▶ Written instruction: Each entry that follows is to be retyped exactly. Pictures do not belong in the copy.

▶ Records for this exercise:

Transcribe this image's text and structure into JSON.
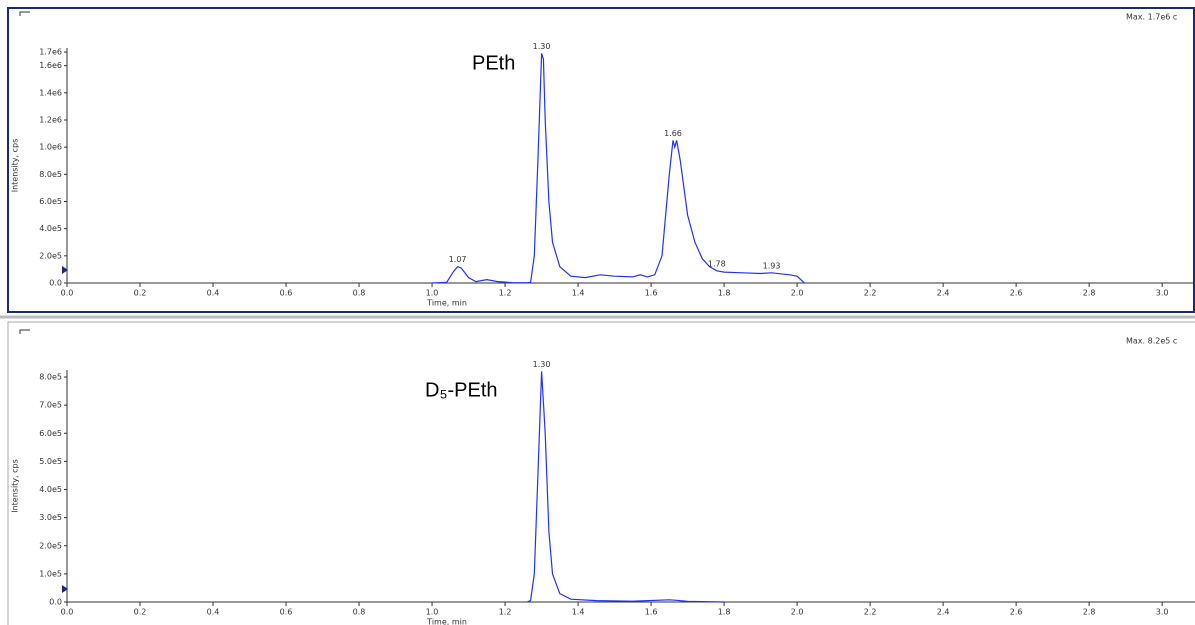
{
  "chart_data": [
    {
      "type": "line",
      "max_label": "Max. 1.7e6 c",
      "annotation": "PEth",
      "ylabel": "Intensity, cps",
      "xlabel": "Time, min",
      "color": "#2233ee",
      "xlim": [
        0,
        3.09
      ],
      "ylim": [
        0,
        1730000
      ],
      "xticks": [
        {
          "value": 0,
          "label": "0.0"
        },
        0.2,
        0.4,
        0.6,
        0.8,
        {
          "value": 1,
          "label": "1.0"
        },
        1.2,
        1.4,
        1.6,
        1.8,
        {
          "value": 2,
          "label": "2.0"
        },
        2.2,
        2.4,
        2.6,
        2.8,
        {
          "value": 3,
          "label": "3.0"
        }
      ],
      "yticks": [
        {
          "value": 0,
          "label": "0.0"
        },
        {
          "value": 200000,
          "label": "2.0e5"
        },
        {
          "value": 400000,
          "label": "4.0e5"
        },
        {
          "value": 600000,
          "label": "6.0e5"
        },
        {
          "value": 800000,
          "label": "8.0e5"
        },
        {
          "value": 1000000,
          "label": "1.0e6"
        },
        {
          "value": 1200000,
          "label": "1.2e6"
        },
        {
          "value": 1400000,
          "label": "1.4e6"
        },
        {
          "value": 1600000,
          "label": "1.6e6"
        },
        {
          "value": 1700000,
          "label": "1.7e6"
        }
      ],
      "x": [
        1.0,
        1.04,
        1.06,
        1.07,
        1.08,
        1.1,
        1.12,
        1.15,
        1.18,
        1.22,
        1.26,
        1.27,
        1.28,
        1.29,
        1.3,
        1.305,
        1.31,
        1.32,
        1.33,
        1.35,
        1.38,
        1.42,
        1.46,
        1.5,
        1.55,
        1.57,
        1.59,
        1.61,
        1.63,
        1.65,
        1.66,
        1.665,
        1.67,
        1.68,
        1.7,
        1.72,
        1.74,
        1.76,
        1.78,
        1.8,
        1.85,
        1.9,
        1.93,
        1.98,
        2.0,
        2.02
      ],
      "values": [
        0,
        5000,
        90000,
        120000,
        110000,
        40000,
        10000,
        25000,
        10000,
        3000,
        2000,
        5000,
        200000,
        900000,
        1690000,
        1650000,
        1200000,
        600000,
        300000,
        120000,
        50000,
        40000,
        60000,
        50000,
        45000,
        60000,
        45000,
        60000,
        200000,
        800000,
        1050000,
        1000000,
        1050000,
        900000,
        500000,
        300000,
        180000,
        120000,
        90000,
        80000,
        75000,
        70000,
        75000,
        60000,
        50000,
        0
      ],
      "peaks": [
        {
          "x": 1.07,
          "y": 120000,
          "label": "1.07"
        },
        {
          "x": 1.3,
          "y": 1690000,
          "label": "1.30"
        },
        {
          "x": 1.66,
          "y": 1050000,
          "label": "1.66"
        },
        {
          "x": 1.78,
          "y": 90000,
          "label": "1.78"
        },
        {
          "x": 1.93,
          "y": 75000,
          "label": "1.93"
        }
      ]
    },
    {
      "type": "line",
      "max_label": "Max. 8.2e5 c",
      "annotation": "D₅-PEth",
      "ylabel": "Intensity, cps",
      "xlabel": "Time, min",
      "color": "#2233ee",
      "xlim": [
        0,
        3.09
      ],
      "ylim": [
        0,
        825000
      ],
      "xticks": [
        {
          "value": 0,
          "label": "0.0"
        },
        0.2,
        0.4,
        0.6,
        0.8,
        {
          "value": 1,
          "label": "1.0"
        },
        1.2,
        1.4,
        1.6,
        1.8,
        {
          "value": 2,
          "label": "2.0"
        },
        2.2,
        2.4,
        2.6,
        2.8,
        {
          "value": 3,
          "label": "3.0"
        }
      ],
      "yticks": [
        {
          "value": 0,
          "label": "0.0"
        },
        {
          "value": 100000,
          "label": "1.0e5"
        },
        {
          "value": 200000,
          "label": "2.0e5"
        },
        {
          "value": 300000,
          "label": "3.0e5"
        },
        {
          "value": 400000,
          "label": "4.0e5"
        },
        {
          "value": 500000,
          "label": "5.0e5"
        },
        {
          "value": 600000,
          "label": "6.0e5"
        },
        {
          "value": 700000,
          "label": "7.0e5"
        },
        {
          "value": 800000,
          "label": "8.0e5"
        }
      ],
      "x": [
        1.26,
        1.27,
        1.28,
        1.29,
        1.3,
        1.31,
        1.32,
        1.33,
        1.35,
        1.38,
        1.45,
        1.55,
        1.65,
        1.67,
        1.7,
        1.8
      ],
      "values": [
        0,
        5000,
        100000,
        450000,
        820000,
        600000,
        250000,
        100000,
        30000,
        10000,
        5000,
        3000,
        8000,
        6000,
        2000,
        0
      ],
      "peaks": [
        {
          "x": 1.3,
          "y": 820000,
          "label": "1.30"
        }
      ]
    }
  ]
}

▶ Result for this exercise:
Transcribe this image's text and structure into JSON.
{
  "chart_data": [
    {
      "type": "line",
      "max_label": "Max. 1.7e6 c",
      "annotation": "PEth",
      "ylabel": "Intensity, cps",
      "xlabel": "Time, min",
      "color": "#2233ee",
      "xlim": [
        0,
        3.09
      ],
      "ylim": [
        0,
        1730000
      ],
      "xticks": [
        {
          "value": 0,
          "label": "0.0"
        },
        0.2,
        0.4,
        0.6,
        0.8,
        {
          "value": 1,
          "label": "1.0"
        },
        1.2,
        1.4,
        1.6,
        1.8,
        {
          "value": 2,
          "label": "2.0"
        },
        2.2,
        2.4,
        2.6,
        2.8,
        {
          "value": 3,
          "label": "3.0"
        }
      ],
      "yticks": [
        {
          "value": 0,
          "label": "0.0"
        },
        {
          "value": 200000,
          "label": "2.0e5"
        },
        {
          "value": 400000,
          "label": "4.0e5"
        },
        {
          "value": 600000,
          "label": "6.0e5"
        },
        {
          "value": 800000,
          "label": "8.0e5"
        },
        {
          "value": 1000000,
          "label": "1.0e6"
        },
        {
          "value": 1200000,
          "label": "1.2e6"
        },
        {
          "value": 1400000,
          "label": "1.4e6"
        },
        {
          "value": 1600000,
          "label": "1.6e6"
        },
        {
          "value": 1700000,
          "label": "1.7e6"
        }
      ],
      "x": [
        1.0,
        1.04,
        1.06,
        1.07,
        1.08,
        1.1,
        1.12,
        1.15,
        1.18,
        1.22,
        1.26,
        1.27,
        1.28,
        1.29,
        1.3,
        1.305,
        1.31,
        1.32,
        1.33,
        1.35,
        1.38,
        1.42,
        1.46,
        1.5,
        1.55,
        1.57,
        1.59,
        1.61,
        1.63,
        1.65,
        1.66,
        1.665,
        1.67,
        1.68,
        1.7,
        1.72,
        1.74,
        1.76,
        1.78,
        1.8,
        1.85,
        1.9,
        1.93,
        1.98,
        2.0,
        2.02
      ],
      "values": [
        0,
        5000,
        90000,
        120000,
        110000,
        40000,
        10000,
        25000,
        10000,
        3000,
        2000,
        5000,
        200000,
        900000,
        1690000,
        1650000,
        1200000,
        600000,
        300000,
        120000,
        50000,
        40000,
        60000,
        50000,
        45000,
        60000,
        45000,
        60000,
        200000,
        800000,
        1050000,
        1000000,
        1050000,
        900000,
        500000,
        300000,
        180000,
        120000,
        90000,
        80000,
        75000,
        70000,
        75000,
        60000,
        50000,
        0
      ],
      "peaks": [
        {
          "x": 1.07,
          "y": 120000,
          "label": "1.07"
        },
        {
          "x": 1.3,
          "y": 1690000,
          "label": "1.30"
        },
        {
          "x": 1.66,
          "y": 1050000,
          "label": "1.66"
        },
        {
          "x": 1.78,
          "y": 90000,
          "label": "1.78"
        },
        {
          "x": 1.93,
          "y": 75000,
          "label": "1.93"
        }
      ]
    },
    {
      "type": "line",
      "max_label": "Max. 8.2e5 c",
      "annotation": "D₅-PEth",
      "ylabel": "Intensity, cps",
      "xlabel": "Time, min",
      "color": "#2233ee",
      "xlim": [
        0,
        3.09
      ],
      "ylim": [
        0,
        825000
      ],
      "xticks": [
        {
          "value": 0,
          "label": "0.0"
        },
        0.2,
        0.4,
        0.6,
        0.8,
        {
          "value": 1,
          "label": "1.0"
        },
        1.2,
        1.4,
        1.6,
        1.8,
        {
          "value": 2,
          "label": "2.0"
        },
        2.2,
        2.4,
        2.6,
        2.8,
        {
          "value": 3,
          "label": "3.0"
        }
      ],
      "yticks": [
        {
          "value": 0,
          "label": "0.0"
        },
        {
          "value": 100000,
          "label": "1.0e5"
        },
        {
          "value": 200000,
          "label": "2.0e5"
        },
        {
          "value": 300000,
          "label": "3.0e5"
        },
        {
          "value": 400000,
          "label": "4.0e5"
        },
        {
          "value": 500000,
          "label": "5.0e5"
        },
        {
          "value": 600000,
          "label": "6.0e5"
        },
        {
          "value": 700000,
          "label": "7.0e5"
        },
        {
          "value": 800000,
          "label": "8.0e5"
        }
      ],
      "x": [
        1.26,
        1.27,
        1.28,
        1.29,
        1.3,
        1.31,
        1.32,
        1.33,
        1.35,
        1.38,
        1.45,
        1.55,
        1.65,
        1.67,
        1.7,
        1.8
      ],
      "values": [
        0,
        5000,
        100000,
        450000,
        820000,
        600000,
        250000,
        100000,
        30000,
        10000,
        5000,
        3000,
        8000,
        6000,
        2000,
        0
      ],
      "peaks": [
        {
          "x": 1.3,
          "y": 820000,
          "label": "1.30"
        }
      ]
    }
  ]
}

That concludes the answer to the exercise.